- A run of records:

+ + + + +

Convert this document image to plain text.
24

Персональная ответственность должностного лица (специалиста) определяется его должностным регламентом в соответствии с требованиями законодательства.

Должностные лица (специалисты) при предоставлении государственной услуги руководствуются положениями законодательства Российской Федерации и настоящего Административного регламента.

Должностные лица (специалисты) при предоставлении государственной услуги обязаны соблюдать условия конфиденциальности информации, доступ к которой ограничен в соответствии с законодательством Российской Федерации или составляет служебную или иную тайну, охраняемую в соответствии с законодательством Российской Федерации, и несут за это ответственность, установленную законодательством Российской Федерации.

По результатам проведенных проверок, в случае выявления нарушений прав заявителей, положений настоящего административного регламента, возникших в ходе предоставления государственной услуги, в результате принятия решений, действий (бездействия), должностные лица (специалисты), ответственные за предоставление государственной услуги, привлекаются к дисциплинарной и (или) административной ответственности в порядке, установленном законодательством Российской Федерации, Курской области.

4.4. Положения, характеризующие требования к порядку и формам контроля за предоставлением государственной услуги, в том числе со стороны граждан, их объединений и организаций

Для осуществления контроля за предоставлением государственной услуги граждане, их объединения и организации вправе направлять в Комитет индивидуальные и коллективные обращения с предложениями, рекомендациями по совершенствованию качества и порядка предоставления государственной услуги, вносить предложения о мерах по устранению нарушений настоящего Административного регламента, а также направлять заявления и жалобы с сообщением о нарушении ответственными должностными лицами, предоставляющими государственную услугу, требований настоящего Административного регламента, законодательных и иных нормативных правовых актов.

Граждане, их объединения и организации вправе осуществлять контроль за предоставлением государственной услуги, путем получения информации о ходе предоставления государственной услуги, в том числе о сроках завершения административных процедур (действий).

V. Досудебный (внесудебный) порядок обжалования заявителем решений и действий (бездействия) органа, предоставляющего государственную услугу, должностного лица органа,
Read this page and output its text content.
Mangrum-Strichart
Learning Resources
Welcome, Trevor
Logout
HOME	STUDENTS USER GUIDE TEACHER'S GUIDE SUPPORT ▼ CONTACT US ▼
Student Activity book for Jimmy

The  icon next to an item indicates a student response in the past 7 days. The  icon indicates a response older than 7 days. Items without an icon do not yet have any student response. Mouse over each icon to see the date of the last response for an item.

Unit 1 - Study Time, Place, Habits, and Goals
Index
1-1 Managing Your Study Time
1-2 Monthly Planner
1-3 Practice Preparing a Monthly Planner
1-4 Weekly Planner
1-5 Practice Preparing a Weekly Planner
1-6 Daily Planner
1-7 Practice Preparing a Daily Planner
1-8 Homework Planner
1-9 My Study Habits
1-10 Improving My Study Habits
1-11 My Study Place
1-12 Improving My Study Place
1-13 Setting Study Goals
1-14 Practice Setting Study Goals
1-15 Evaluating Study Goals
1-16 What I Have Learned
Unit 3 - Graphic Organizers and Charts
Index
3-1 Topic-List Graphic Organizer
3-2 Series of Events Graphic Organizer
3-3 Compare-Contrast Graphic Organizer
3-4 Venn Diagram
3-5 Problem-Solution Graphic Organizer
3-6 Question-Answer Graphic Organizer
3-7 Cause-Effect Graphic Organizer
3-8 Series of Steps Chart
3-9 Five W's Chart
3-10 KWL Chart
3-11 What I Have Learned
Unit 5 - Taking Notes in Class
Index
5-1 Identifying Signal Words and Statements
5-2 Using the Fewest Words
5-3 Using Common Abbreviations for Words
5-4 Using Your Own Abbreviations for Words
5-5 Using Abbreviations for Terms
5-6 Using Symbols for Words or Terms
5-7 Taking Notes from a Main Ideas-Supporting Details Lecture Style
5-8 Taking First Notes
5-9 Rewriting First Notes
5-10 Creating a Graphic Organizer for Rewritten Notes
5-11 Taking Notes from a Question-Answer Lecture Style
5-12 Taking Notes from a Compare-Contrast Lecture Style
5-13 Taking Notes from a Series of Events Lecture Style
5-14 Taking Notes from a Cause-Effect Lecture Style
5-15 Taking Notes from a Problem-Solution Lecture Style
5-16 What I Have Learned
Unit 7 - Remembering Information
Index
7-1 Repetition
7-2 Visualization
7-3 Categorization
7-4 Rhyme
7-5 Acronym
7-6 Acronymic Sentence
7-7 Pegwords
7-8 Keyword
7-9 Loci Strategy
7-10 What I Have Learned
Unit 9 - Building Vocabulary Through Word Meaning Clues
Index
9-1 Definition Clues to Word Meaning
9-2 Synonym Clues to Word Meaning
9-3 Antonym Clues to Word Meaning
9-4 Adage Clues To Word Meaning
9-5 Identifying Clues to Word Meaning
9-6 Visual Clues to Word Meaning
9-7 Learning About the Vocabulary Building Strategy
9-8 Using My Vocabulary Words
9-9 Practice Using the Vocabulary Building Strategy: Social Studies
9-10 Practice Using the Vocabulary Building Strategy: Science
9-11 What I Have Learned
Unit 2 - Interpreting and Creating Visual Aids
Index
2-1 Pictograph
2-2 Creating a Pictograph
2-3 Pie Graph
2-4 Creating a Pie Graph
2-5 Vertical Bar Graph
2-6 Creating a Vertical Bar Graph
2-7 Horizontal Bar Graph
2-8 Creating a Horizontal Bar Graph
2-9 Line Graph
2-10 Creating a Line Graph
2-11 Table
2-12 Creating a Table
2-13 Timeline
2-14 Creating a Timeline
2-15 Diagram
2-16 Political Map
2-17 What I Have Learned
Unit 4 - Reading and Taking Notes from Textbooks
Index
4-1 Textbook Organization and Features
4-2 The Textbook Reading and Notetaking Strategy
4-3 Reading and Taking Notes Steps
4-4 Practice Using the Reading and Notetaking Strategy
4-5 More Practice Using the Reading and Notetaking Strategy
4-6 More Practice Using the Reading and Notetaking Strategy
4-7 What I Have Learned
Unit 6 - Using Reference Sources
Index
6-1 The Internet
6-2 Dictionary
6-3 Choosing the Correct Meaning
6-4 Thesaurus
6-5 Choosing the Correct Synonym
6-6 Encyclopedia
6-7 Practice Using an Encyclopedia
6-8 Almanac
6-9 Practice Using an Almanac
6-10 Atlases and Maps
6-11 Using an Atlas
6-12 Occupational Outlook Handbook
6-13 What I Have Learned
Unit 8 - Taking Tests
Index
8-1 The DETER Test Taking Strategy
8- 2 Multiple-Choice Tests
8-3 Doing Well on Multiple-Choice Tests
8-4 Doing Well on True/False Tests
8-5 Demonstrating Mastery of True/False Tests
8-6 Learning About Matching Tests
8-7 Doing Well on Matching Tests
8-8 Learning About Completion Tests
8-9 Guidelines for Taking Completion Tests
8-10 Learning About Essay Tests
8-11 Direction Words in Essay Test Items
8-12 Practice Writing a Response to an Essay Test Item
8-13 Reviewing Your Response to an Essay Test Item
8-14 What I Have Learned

+ + + + +

- The request:
Each line above is to be repeated exactly.

- Written response:
Convert this document image to plain text.
24

Персональная ответственность должностного лица (специалиста) определяется его должностным регламентом в соответствии с требованиями законодательства.

Должностные лица (специалисты) при предоставлении государственной услуги руководствуются положениями законодательства Российской Федерации и настоящего Административного регламента.

Должностные лица (специалисты) при предоставлении государственной услуги обязаны соблюдать условия конфиденциальности информации, доступ к которой ограничен в соответствии с законодательством Российской Федерации или составляет служебную или иную тайну, охраняемую в соответствии с законодательством Российской Федерации, и несут за это ответственность, установленную законодательством Российской Федерации.

По результатам проведенных проверок, в случае выявления нарушений прав заявителей, положений настоящего административного регламента, возникших в ходе предоставления государственной услуги, в результате принятия решений, действий (бездействия), должностные лица (специалисты), ответственные за предоставление государственной услуги, привлекаются к дисциплинарной и (или) административной ответственности в порядке, установленном законодательством Российской Федерации, Курской области.

4.4. Положения, характеризующие требования к порядку и формам контроля за предоставлением государственной услуги, в том числе со стороны граждан, их объединений и организаций

Для осуществления контроля за предоставлением государственной услуги граждане, их объединения и организации вправе направлять в Комитет индивидуальные и коллективные обращения с предложениями, рекомендациями по совершенствованию качества и порядка предоставления государственной услуги, вносить предложения о мерах по устранению нарушений настоящего Административного регламента, а также направлять заявления и жалобы с сообщением о нарушении ответственными должностными лицами, предоставляющими государственную услугу, требований настоящего Административного регламента, законодательных и иных нормативных правовых актов.

Граждане, их объединения и организации вправе осуществлять контроль за предоставлением государственной услуги, путем получения информации о ходе предоставления государственной услуги, в том числе о сроках завершения административных процедур (действий).

V. Досудебный (внесудебный) порядок обжалования заявителем решений и действий (бездействия) органа, предоставляющего государственную услугу, должностного лица органа,
Read this page and output its text content.
Mangrum-Strichart
Learning Resources
Welcome, Trevor
Logout
HOME	STUDENTS USER GUIDE TEACHER'S GUIDE SUPPORT ▼ CONTACT US ▼
Student Activity book for Jimmy

The  icon next to an item indicates a student response in the past 7 days. The  icon indicates a response older than 7 days. Items without an icon do not yet have any student response. Mouse over each icon to see the date of the last response for an item.

Unit 1 - Study Time, Place, Habits, and Goals
Index
1-1 Managing Your Study Time
1-2 Monthly Planner
1-3 Practice Preparing a Monthly Planner
1-4 Weekly Planner
1-5 Practice Preparing a Weekly Planner
1-6 Daily Planner
1-7 Practice Preparing a Daily Planner
1-8 Homework Planner
1-9 My Study Habits
1-10 Improving My Study Habits
1-11 My Study Place
1-12 Improving My Study Place
1-13 Setting Study Goals
1-14 Practice Setting Study Goals
1-15 Evaluating Study Goals
1-16 What I Have Learned
Unit 3 - Graphic Organizers and Charts
Index
3-1 Topic-List Graphic Organizer
3-2 Series of Events Graphic Organizer
3-3 Compare-Contrast Graphic Organizer
3-4 Venn Diagram
3-5 Problem-Solution Graphic Organizer
3-6 Question-Answer Graphic Organizer
3-7 Cause-Effect Graphic Organizer
3-8 Series of Steps Chart
3-9 Five W's Chart
3-10 KWL Chart
3-11 What I Have Learned
Unit 5 - Taking Notes in Class
Index
5-1 Identifying Signal Words and Statements
5-2 Using the Fewest Words
5-3 Using Common Abbreviations for Words
5-4 Using Your Own Abbreviations for Words
5-5 Using Abbreviations for Terms
5-6 Using Symbols for Words or Terms
5-7 Taking Notes from a Main Ideas-Supporting Details Lecture Style
5-8 Taking First Notes
5-9 Rewriting First Notes
5-10 Creating a Graphic Organizer for Rewritten Notes
5-11 Taking Notes from a Question-Answer Lecture Style
5-12 Taking Notes from a Compare-Contrast Lecture Style
5-13 Taking Notes from a Series of Events Lecture Style
5-14 Taking Notes from a Cause-Effect Lecture Style
5-15 Taking Notes from a Problem-Solution Lecture Style
5-16 What I Have Learned
Unit 7 - Remembering Information
Index
7-1 Repetition
7-2 Visualization
7-3 Categorization
7-4 Rhyme
7-5 Acronym
7-6 Acronymic Sentence
7-7 Pegwords
7-8 Keyword
7-9 Loci Strategy
7-10 What I Have Learned
Unit 9 - Building Vocabulary Through Word Meaning Clues
Index
9-1 Definition Clues to Word Meaning
9-2 Synonym Clues to Word Meaning
9-3 Antonym Clues to Word Meaning
9-4 Adage Clues To Word Meaning
9-5 Identifying Clues to Word Meaning
9-6 Visual Clues to Word Meaning
9-7 Learning About the Vocabulary Building Strategy
9-8 Using My Vocabulary Words
9-9 Practice Using the Vocabulary Building Strategy: Social Studies
9-10 Practice Using the Vocabulary Building Strategy: Science
9-11 What I Have Learned
Unit 2 - Interpreting and Creating Visual Aids
Index
2-1 Pictograph
2-2 Creating a Pictograph
2-3 Pie Graph
2-4 Creating a Pie Graph
2-5 Vertical Bar Graph
2-6 Creating a Vertical Bar Graph
2-7 Horizontal Bar Graph
2-8 Creating a Horizontal Bar Graph
2-9 Line Graph
2-10 Creating a Line Graph
2-11 Table
2-12 Creating a Table
2-13 Timeline
2-14 Creating a Timeline
2-15 Diagram
2-16 Political Map
2-17 What I Have Learned
Unit 4 - Reading and Taking Notes from Textbooks
Index
4-1 Textbook Organization and Features
4-2 The Textbook Reading and Notetaking Strategy
4-3 Reading and Taking Notes Steps
4-4 Practice Using the Reading and Notetaking Strategy
4-5 More Practice Using the Reading and Notetaking Strategy
4-6 More Practice Using the Reading and Notetaking Strategy
4-7 What I Have Learned
Unit 6 - Using Reference Sources
Index
6-1 The Internet
6-2 Dictionary
6-3 Choosing the Correct Meaning
6-4 Thesaurus
6-5 Choosing the Correct Synonym
6-6 Encyclopedia
6-7 Practice Using an Encyclopedia
6-8 Almanac
6-9 Practice Using an Almanac
6-10 Atlases and Maps
6-11 Using an Atlas
6-12 Occupational Outlook Handbook
6-13 What I Have Learned
Unit 8 - Taking Tests
Index
8-1 The DETER Test Taking Strategy
8- 2 Multiple-Choice Tests
8-3 Doing Well on Multiple-Choice Tests
8-4 Doing Well on True/False Tests
8-5 Demonstrating Mastery of True/False Tests
8-6 Learning About Matching Tests
8-7 Doing Well on Matching Tests
8-8 Learning About Completion Tests
8-9 Guidelines for Taking Completion Tests
8-10 Learning About Essay Tests
8-11 Direction Words in Essay Test Items
8-12 Practice Writing a Response to an Essay Test Item
8-13 Reviewing Your Response to an Essay Test Item
8-14 What I Have Learned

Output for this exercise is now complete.